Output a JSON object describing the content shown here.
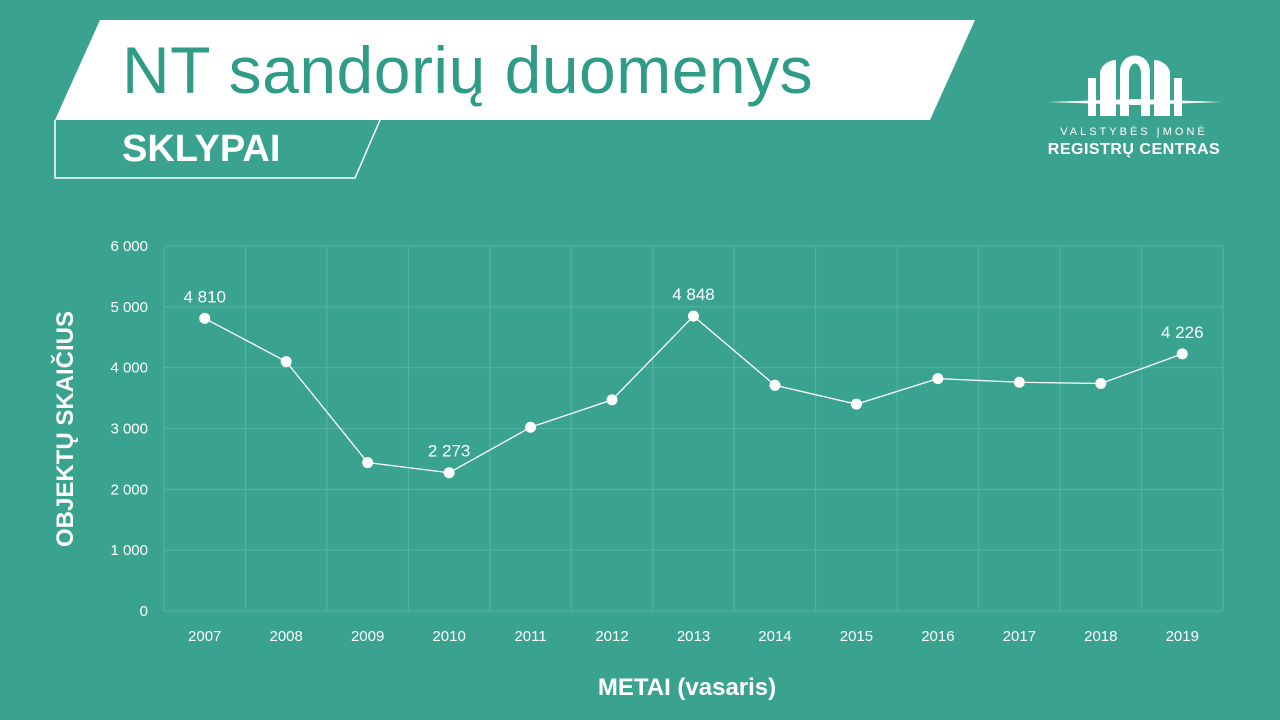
{
  "header": {
    "title": "NT sandorių duomenys",
    "subtitle": "SKLYPAI"
  },
  "logo": {
    "icon": "building-arch-icon",
    "line1": "VALSTYBĖS ĮMONĖ",
    "line2": "REGISTRŲ CENTRAS"
  },
  "colors": {
    "background": "#3aa38f",
    "banner": "#ffffff",
    "title_text": "#2f9c87",
    "series": "#ffffff"
  },
  "chart_data": {
    "type": "line",
    "title": "",
    "xlabel": "METAI (vasaris)",
    "ylabel": "OBJEKTŲ SKAIČIUS",
    "ylim": [
      0,
      6000
    ],
    "yticks": [
      {
        "value": 0,
        "label": "0"
      },
      {
        "value": 1000,
        "label": "1 000"
      },
      {
        "value": 2000,
        "label": "2 000"
      },
      {
        "value": 3000,
        "label": "3 000"
      },
      {
        "value": 4000,
        "label": "4 000"
      },
      {
        "value": 5000,
        "label": "5 000"
      },
      {
        "value": 6000,
        "label": "6 000"
      }
    ],
    "grid": true,
    "legend": "none",
    "categories": [
      "2007",
      "2008",
      "2009",
      "2010",
      "2011",
      "2012",
      "2013",
      "2014",
      "2015",
      "2016",
      "2017",
      "2018",
      "2019"
    ],
    "series": [
      {
        "values": [
          4810,
          4100,
          2440,
          2273,
          3020,
          3470,
          4848,
          3710,
          3400,
          3820,
          3760,
          3740,
          4226
        ]
      }
    ],
    "data_labels": [
      {
        "index": 0,
        "text": "4 810"
      },
      {
        "index": 3,
        "text": "2 273"
      },
      {
        "index": 6,
        "text": "4 848"
      },
      {
        "index": 12,
        "text": "4 226"
      }
    ]
  }
}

* * *

> [Exercise goal]
Without the pictures, restate each entry exactly.

> [Full solution]
Output a JSON object describing the content shown here.
{
  "header": {
    "title": "NT sandorių duomenys",
    "subtitle": "SKLYPAI"
  },
  "logo": {
    "icon": "building-arch-icon",
    "line1": "VALSTYBĖS ĮMONĖ",
    "line2": "REGISTRŲ CENTRAS"
  },
  "colors": {
    "background": "#3aa38f",
    "banner": "#ffffff",
    "title_text": "#2f9c87",
    "series": "#ffffff"
  },
  "chart_data": {
    "type": "line",
    "title": "",
    "xlabel": "METAI (vasaris)",
    "ylabel": "OBJEKTŲ SKAIČIUS",
    "ylim": [
      0,
      6000
    ],
    "yticks": [
      {
        "value": 0,
        "label": "0"
      },
      {
        "value": 1000,
        "label": "1 000"
      },
      {
        "value": 2000,
        "label": "2 000"
      },
      {
        "value": 3000,
        "label": "3 000"
      },
      {
        "value": 4000,
        "label": "4 000"
      },
      {
        "value": 5000,
        "label": "5 000"
      },
      {
        "value": 6000,
        "label": "6 000"
      }
    ],
    "grid": true,
    "legend": "none",
    "categories": [
      "2007",
      "2008",
      "2009",
      "2010",
      "2011",
      "2012",
      "2013",
      "2014",
      "2015",
      "2016",
      "2017",
      "2018",
      "2019"
    ],
    "series": [
      {
        "values": [
          4810,
          4100,
          2440,
          2273,
          3020,
          3470,
          4848,
          3710,
          3400,
          3820,
          3760,
          3740,
          4226
        ]
      }
    ],
    "data_labels": [
      {
        "index": 0,
        "text": "4 810"
      },
      {
        "index": 3,
        "text": "2 273"
      },
      {
        "index": 6,
        "text": "4 848"
      },
      {
        "index": 12,
        "text": "4 226"
      }
    ]
  }
}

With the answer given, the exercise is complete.